Exercise prompt:
Where a line of the listing below includes the word "this", reproduce that line.

Records shown:
☆ ☆ ☆

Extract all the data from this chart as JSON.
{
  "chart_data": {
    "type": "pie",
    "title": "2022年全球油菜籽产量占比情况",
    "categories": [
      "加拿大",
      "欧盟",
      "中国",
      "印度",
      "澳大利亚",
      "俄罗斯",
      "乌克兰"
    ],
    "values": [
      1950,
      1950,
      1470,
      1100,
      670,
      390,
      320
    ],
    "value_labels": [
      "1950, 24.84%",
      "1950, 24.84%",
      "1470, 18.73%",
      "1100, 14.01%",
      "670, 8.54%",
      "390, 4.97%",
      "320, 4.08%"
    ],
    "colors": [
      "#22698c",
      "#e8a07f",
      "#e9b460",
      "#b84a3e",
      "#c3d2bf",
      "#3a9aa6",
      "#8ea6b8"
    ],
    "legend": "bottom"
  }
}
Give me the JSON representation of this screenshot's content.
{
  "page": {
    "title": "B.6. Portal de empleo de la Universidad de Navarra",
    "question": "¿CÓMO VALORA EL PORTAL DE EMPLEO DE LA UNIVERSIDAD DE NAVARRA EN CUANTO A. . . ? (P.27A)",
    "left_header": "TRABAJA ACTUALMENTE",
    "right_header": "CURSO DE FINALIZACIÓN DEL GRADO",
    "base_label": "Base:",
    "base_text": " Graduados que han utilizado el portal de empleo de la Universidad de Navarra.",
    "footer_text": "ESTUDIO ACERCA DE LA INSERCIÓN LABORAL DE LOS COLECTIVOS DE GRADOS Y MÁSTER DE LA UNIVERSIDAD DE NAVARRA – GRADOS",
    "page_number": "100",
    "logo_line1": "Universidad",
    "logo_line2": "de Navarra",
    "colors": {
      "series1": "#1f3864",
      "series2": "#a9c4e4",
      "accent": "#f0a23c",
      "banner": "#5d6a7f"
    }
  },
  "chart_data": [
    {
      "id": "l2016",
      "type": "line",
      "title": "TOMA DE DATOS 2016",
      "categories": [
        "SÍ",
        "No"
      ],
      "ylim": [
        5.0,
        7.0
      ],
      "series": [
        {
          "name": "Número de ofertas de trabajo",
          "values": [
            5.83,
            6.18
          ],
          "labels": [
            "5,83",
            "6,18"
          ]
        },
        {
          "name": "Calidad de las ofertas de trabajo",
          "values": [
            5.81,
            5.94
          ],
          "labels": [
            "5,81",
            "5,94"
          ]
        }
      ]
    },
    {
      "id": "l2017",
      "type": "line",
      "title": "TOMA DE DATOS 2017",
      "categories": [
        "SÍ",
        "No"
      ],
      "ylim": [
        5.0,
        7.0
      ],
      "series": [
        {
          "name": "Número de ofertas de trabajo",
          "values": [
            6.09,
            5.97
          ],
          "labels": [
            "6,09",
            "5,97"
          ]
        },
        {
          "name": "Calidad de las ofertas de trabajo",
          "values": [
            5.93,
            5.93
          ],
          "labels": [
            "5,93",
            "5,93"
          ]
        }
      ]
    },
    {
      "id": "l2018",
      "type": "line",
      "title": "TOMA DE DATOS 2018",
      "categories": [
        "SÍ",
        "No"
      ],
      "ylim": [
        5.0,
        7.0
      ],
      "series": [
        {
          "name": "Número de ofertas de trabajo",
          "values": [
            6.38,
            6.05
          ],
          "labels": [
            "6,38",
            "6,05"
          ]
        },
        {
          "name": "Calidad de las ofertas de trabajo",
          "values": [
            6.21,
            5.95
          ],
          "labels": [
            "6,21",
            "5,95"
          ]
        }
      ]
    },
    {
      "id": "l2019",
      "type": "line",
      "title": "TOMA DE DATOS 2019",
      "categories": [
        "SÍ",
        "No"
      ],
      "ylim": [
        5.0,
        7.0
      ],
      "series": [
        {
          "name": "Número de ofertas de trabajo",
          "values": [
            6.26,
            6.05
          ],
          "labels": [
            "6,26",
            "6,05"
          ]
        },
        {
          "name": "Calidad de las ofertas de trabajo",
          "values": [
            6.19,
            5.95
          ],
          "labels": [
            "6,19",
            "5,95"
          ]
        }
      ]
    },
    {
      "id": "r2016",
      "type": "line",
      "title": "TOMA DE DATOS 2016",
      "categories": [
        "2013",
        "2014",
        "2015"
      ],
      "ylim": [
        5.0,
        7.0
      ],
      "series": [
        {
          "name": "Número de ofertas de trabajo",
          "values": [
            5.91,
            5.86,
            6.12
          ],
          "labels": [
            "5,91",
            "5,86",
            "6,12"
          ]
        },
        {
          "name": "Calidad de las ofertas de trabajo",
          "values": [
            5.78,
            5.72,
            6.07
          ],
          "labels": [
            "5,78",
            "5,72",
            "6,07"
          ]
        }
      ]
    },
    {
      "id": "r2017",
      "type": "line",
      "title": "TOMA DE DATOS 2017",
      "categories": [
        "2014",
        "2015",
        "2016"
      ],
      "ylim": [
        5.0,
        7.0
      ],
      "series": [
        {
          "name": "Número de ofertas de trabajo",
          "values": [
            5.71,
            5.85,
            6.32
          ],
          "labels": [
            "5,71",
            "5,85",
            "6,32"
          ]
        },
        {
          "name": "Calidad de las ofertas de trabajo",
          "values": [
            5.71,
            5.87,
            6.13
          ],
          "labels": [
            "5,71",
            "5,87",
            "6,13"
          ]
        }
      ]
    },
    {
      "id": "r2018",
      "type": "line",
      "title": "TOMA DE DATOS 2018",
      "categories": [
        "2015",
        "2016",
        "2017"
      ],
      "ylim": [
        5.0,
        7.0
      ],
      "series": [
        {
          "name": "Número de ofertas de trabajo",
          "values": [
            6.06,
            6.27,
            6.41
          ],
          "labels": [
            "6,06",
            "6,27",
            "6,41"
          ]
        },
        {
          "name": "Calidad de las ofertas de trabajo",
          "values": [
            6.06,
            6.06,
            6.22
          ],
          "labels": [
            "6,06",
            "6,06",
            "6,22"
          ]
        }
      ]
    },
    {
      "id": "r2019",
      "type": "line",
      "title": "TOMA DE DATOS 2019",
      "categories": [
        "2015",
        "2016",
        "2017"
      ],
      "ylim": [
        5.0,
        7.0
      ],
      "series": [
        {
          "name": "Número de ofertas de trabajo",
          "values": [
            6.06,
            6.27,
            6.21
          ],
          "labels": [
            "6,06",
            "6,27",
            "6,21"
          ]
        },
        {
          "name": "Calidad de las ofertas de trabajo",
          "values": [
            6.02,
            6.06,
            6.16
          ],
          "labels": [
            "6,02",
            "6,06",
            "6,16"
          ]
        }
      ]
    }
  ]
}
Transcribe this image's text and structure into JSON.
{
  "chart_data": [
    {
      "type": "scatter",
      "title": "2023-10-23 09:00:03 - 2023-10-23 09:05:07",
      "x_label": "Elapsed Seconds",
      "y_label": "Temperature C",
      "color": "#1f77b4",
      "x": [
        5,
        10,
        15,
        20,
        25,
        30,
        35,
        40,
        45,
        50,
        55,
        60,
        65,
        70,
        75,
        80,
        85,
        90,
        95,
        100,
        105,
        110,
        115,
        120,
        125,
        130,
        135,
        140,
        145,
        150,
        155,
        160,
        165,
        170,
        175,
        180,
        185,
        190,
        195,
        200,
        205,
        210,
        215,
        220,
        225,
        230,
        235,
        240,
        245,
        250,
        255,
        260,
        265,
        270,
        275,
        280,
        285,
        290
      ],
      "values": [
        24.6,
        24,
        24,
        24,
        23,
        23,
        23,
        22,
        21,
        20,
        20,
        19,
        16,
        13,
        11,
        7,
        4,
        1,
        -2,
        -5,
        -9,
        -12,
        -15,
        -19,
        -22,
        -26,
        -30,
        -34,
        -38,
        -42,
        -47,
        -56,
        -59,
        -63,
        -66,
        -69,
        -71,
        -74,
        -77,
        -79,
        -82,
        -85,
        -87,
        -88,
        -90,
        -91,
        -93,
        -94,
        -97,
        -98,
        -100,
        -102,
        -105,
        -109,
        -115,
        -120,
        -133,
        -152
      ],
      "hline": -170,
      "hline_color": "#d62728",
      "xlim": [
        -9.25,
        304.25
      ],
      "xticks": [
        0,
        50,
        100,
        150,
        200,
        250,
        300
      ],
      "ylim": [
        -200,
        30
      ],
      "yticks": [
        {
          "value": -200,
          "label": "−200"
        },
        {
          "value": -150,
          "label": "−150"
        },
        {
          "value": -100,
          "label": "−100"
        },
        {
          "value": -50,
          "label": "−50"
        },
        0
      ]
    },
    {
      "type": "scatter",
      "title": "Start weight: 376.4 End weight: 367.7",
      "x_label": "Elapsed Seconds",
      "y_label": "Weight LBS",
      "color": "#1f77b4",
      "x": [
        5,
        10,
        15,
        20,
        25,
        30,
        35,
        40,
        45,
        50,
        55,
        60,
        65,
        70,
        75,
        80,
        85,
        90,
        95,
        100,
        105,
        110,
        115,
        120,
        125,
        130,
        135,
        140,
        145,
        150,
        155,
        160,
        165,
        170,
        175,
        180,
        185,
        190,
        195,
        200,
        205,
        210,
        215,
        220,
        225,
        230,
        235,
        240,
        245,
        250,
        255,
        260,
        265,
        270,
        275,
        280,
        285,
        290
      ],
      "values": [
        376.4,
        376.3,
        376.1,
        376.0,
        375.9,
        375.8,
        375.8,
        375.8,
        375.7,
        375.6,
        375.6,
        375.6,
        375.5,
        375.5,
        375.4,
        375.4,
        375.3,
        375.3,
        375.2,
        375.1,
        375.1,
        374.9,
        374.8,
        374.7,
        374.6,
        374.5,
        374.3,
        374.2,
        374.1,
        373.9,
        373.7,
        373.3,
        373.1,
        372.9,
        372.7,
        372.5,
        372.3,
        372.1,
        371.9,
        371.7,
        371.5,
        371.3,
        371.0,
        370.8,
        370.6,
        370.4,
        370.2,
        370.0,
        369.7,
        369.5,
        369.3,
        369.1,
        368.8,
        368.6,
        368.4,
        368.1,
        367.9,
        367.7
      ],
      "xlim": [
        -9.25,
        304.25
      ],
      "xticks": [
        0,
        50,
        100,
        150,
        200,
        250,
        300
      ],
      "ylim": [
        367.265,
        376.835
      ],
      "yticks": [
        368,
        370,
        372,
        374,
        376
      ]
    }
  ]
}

☆ ☆ ☆

Correct output:
Extract all the data from this chart as JSON.
Give me the JSON representation of this screenshot's content.
Transcribe this image's text and structure into JSON.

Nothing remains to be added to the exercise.